• WHAT THE TASK ASKS
Return, word for word, every line that follows.

• GIVEN INFORMATION
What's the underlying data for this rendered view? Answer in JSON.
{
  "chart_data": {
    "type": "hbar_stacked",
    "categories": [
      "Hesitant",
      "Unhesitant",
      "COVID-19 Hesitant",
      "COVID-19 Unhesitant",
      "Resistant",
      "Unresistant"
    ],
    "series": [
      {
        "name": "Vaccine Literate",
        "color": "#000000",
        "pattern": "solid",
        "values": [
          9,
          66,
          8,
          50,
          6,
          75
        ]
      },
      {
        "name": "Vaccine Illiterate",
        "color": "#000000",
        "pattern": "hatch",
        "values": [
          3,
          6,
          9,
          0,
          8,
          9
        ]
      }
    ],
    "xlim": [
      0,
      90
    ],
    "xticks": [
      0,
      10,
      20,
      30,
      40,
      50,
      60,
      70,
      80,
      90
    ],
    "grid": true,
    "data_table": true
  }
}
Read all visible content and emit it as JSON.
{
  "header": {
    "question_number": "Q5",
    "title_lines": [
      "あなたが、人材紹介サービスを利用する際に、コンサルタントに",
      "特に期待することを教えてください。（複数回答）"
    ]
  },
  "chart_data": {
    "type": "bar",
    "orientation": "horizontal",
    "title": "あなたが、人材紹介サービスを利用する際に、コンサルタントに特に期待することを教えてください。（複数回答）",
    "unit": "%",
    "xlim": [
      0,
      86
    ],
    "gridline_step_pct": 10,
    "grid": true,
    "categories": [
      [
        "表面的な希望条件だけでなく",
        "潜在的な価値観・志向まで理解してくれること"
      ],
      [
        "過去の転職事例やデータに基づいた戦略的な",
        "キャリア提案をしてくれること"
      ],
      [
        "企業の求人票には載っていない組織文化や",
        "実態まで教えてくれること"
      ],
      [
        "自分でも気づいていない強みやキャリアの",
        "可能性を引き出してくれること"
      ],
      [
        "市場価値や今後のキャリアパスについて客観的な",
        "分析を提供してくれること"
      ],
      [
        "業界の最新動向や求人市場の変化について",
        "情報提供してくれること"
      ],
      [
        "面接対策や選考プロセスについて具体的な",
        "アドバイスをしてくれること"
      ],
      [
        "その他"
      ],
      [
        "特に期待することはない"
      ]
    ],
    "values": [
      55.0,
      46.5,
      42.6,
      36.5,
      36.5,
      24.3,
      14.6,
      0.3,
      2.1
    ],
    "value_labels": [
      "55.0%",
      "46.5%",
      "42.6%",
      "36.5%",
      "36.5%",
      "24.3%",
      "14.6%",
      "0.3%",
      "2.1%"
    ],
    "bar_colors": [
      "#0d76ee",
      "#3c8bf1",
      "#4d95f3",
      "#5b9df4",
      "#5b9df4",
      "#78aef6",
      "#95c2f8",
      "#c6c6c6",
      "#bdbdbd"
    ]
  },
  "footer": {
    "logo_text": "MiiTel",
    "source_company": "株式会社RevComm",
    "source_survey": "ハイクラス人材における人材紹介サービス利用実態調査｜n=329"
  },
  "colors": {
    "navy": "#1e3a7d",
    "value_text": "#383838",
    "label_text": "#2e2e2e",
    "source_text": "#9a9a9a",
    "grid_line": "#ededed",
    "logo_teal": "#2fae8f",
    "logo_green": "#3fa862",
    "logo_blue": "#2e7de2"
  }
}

• OUTPUT OF THE EXERCISE
What's the underlying data for this rendered view? Answer in JSON.
{
  "chart_data": {
    "type": "hbar_stacked",
    "categories": [
      "Hesitant",
      "Unhesitant",
      "COVID-19 Hesitant",
      "COVID-19 Unhesitant",
      "Resistant",
      "Unresistant"
    ],
    "series": [
      {
        "name": "Vaccine Literate",
        "color": "#000000",
        "pattern": "solid",
        "values": [
          9,
          66,
          8,
          50,
          6,
          75
        ]
      },
      {
        "name": "Vaccine Illiterate",
        "color": "#000000",
        "pattern": "hatch",
        "values": [
          3,
          6,
          9,
          0,
          8,
          9
        ]
      }
    ],
    "xlim": [
      0,
      90
    ],
    "xticks": [
      0,
      10,
      20,
      30,
      40,
      50,
      60,
      70,
      80,
      90
    ],
    "grid": true,
    "data_table": true
  }
}
Read all visible content and emit it as JSON.
{
  "header": {
    "question_number": "Q5",
    "title_lines": [
      "あなたが、人材紹介サービスを利用する際に、コンサルタントに",
      "特に期待することを教えてください。（複数回答）"
    ]
  },
  "chart_data": {
    "type": "bar",
    "orientation": "horizontal",
    "title": "あなたが、人材紹介サービスを利用する際に、コンサルタントに特に期待することを教えてください。（複数回答）",
    "unit": "%",
    "xlim": [
      0,
      86
    ],
    "gridline_step_pct": 10,
    "grid": true,
    "categories": [
      [
        "表面的な希望条件だけでなく",
        "潜在的な価値観・志向まで理解してくれること"
      ],
      [
        "過去の転職事例やデータに基づいた戦略的な",
        "キャリア提案をしてくれること"
      ],
      [
        "企業の求人票には載っていない組織文化や",
        "実態まで教えてくれること"
      ],
      [
        "自分でも気づいていない強みやキャリアの",
        "可能性を引き出してくれること"
      ],
      [
        "市場価値や今後のキャリアパスについて客観的な",
        "分析を提供してくれること"
      ],
      [
        "業界の最新動向や求人市場の変化について",
        "情報提供してくれること"
      ],
      [
        "面接対策や選考プロセスについて具体的な",
        "アドバイスをしてくれること"
      ],
      [
        "その他"
      ],
      [
        "特に期待することはない"
      ]
    ],
    "values": [
      55.0,
      46.5,
      42.6,
      36.5,
      36.5,
      24.3,
      14.6,
      0.3,
      2.1
    ],
    "value_labels": [
      "55.0%",
      "46.5%",
      "42.6%",
      "36.5%",
      "36.5%",
      "24.3%",
      "14.6%",
      "0.3%",
      "2.1%"
    ],
    "bar_colors": [
      "#0d76ee",
      "#3c8bf1",
      "#4d95f3",
      "#5b9df4",
      "#5b9df4",
      "#78aef6",
      "#95c2f8",
      "#c6c6c6",
      "#bdbdbd"
    ]
  },
  "footer": {
    "logo_text": "MiiTel",
    "source_company": "株式会社RevComm",
    "source_survey": "ハイクラス人材における人材紹介サービス利用実態調査｜n=329"
  },
  "colors": {
    "navy": "#1e3a7d",
    "value_text": "#383838",
    "label_text": "#2e2e2e",
    "source_text": "#9a9a9a",
    "grid_line": "#ededed",
    "logo_teal": "#2fae8f",
    "logo_green": "#3fa862",
    "logo_blue": "#2e7de2"
  }
}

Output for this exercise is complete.